*** Opening of Source document ***

[11C]AZ10419369:: A selective 5-HT1B receptor radioligand suitable for positron emission tomography (PET).: Characterization in the primate brain

The 5-HT(1B) receptor has been implicated in several psychiatric disorders and is a potential pharmacological target in the treatment of depression. Here we report the synthesis of a novel PET radioligand, [(11)C]AZ10419369 (5-methyl-8-(4-methyl-piperazin-1-yl)-4-oxo-4H-chromene-2-carboxylic acid (4-morpholin-4-yl-phenyl)-amide), for in vivo visualization of 5-HT1B receptors in the brains of macaques and humans subjects. [(11)C]AZ10419369 was prepared by N-methylation of (8-(1-piperazinyl)5- methylchrom-2-en-4-one-2-(4-morpholinophenyl) carboxamide, using carbon-11 methyl triflate. Regional brain uptake patterns of [(11)C]AZ10419369 were characterized by PET measurements in two macaques and a preliminary study in two human subjects. In addition, AZ10419369 was prepared in tritium labeled form for in vitro autoradiography studies in macaque brain tissue sections. The radiochemical purity of [(11)C]AZ10419369 was >99% and specific radioactivity was >3600 Ci/ mmol. After iv injection of [(11)C]AZ10419369, 3-4% was in brain after 7.5 min. The regional brain distribution of radioactivity was similar in humans and macaques showing the highest uptake of radioactivity in the occipital cortex and the basal ganglia, in accord with autoradiographic studies performed using [(3)H]AZ10419369. Uptake was moderate in the temporal and frontal cortical regions, lower in the thalamus and lowest in the cerebellum. In macaques pre-treated with the selective 5-HT(1B) receptor antagonist, AR-A000002, binding was reduced in a dose-dependent manner, consistent with specific binding to 5-HT(1B) receptors. These data support [11C] AZ10419369 as a suitable radioligand for labeling 5-HT(1B) receptors in the primate brain. This radioligand may be useful in future studies evaluating drug-induced receptor occupancy and measurement of brain 5-HT1B receptor levels in patients with psychiatric disorders. (C) 2008 Published by Elsevier Inc.

*** Close of Source document ***

■ What is required
According to the radioligand abstract, in which brain region was uptake of radioactivity lowest?

*** Opening of Information ***

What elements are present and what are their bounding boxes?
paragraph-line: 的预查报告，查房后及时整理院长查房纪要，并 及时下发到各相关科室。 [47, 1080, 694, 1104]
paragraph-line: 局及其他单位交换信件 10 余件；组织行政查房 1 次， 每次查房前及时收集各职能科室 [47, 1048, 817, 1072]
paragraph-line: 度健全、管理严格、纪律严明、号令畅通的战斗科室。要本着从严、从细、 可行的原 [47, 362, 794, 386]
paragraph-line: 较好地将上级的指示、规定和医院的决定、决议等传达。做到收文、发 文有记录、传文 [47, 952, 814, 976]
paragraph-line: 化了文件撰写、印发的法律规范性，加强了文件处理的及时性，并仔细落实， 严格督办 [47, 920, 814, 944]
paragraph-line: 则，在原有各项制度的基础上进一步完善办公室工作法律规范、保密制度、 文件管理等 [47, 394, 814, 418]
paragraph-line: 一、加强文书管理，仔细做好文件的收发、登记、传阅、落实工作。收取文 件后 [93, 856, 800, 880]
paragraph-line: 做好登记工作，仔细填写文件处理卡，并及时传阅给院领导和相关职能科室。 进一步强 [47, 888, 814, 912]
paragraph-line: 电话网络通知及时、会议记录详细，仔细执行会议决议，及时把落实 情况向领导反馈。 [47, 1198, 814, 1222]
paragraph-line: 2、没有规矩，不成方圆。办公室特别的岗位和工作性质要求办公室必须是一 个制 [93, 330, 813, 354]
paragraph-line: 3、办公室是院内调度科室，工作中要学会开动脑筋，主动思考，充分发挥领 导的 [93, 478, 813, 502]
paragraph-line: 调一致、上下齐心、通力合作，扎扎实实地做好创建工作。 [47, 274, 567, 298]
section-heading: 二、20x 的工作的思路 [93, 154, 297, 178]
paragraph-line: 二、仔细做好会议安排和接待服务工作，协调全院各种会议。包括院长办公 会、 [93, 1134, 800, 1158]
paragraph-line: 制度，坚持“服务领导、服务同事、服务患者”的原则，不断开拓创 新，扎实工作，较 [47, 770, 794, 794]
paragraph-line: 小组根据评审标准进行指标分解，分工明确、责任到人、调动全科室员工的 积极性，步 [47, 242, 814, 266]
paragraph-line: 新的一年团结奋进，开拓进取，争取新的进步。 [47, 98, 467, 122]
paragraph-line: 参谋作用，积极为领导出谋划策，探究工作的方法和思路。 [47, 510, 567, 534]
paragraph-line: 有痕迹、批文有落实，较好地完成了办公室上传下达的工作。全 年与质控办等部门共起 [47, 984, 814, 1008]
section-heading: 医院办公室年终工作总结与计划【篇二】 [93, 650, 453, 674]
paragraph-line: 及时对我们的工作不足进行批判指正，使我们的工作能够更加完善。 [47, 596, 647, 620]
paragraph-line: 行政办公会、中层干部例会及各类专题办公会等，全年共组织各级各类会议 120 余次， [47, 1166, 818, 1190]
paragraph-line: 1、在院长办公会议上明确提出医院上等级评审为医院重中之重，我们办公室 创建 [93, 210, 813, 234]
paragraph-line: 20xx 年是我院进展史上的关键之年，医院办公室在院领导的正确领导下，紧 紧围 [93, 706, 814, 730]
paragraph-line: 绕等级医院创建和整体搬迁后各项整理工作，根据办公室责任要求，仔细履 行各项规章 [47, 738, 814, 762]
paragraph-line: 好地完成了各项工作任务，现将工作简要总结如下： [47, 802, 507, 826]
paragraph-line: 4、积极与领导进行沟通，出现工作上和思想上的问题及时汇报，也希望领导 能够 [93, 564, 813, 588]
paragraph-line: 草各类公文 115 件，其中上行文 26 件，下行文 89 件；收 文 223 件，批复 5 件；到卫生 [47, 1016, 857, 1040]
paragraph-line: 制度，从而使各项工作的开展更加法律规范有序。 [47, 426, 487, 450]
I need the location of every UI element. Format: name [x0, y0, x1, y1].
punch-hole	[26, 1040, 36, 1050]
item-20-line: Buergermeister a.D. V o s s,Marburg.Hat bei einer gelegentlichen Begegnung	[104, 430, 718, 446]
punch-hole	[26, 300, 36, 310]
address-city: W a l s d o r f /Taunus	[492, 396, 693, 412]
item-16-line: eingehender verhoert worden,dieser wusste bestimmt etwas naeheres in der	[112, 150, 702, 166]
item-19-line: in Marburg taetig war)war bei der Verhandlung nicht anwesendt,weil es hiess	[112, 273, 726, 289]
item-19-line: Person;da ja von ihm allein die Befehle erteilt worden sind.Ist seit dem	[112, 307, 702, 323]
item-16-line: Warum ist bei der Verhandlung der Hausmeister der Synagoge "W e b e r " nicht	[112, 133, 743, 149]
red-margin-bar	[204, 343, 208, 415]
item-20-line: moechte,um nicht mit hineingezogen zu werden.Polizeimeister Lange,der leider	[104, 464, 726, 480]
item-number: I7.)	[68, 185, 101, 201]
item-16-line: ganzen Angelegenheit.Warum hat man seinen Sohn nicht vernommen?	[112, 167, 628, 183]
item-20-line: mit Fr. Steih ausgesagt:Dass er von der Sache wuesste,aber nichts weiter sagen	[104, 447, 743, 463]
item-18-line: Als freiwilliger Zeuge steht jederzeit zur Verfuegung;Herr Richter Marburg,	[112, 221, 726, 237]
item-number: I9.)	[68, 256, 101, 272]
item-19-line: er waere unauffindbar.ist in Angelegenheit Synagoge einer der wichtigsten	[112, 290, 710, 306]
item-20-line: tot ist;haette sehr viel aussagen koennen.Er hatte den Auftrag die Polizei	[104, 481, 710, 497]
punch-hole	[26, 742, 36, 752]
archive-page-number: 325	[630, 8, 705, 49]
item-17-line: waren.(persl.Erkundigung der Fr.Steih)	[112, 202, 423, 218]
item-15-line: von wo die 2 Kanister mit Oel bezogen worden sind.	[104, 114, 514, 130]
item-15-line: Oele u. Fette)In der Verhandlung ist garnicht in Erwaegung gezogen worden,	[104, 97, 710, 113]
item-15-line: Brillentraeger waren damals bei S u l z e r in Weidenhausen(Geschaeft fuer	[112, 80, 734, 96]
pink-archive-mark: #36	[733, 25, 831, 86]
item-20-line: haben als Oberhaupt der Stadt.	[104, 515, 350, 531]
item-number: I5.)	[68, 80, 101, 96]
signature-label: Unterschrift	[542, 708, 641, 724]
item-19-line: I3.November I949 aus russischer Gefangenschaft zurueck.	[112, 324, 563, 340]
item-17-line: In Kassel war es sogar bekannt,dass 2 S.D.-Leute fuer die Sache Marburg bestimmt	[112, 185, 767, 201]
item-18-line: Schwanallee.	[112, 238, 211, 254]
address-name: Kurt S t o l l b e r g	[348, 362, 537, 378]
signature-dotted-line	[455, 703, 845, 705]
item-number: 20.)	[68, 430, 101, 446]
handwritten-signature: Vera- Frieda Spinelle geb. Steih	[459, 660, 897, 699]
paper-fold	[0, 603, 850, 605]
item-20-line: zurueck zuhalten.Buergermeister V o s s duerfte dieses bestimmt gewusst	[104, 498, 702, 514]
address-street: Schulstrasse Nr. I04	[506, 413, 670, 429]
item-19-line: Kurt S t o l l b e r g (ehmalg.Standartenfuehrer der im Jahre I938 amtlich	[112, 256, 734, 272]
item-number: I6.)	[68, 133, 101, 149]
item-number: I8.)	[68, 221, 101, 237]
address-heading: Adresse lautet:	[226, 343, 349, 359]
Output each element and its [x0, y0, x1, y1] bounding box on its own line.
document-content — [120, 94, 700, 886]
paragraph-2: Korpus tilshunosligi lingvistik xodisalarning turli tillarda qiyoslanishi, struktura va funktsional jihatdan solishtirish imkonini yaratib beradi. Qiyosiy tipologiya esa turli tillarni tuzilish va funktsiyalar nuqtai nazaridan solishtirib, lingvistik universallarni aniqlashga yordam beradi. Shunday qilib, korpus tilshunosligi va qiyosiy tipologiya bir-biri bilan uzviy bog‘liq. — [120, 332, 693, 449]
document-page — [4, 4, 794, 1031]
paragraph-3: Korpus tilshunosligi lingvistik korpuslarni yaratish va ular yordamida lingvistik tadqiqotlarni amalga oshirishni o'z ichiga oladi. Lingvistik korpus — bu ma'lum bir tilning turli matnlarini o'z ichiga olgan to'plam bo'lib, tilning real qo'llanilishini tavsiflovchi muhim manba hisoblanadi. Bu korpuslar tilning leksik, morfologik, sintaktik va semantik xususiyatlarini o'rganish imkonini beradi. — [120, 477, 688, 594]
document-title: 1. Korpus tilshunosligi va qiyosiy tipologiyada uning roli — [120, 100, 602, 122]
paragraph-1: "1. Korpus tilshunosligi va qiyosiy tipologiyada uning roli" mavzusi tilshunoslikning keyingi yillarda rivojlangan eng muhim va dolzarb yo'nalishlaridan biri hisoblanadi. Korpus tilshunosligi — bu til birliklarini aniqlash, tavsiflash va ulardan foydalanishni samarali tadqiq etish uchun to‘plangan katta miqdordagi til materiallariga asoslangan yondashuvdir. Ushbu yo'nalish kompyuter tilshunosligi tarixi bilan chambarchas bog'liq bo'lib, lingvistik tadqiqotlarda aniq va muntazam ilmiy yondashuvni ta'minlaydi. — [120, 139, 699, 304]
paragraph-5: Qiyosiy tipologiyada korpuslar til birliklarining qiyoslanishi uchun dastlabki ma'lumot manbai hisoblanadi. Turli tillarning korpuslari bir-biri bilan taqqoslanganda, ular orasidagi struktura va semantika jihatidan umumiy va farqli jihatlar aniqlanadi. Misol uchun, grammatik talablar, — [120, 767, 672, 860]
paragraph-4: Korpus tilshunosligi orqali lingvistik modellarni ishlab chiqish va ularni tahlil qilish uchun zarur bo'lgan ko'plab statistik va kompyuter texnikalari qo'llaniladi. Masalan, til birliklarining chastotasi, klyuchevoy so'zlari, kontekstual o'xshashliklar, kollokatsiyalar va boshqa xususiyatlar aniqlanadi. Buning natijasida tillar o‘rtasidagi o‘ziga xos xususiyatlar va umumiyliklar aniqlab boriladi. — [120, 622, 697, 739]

*** Close of Information ***

■ Problem solution
The cerebellum.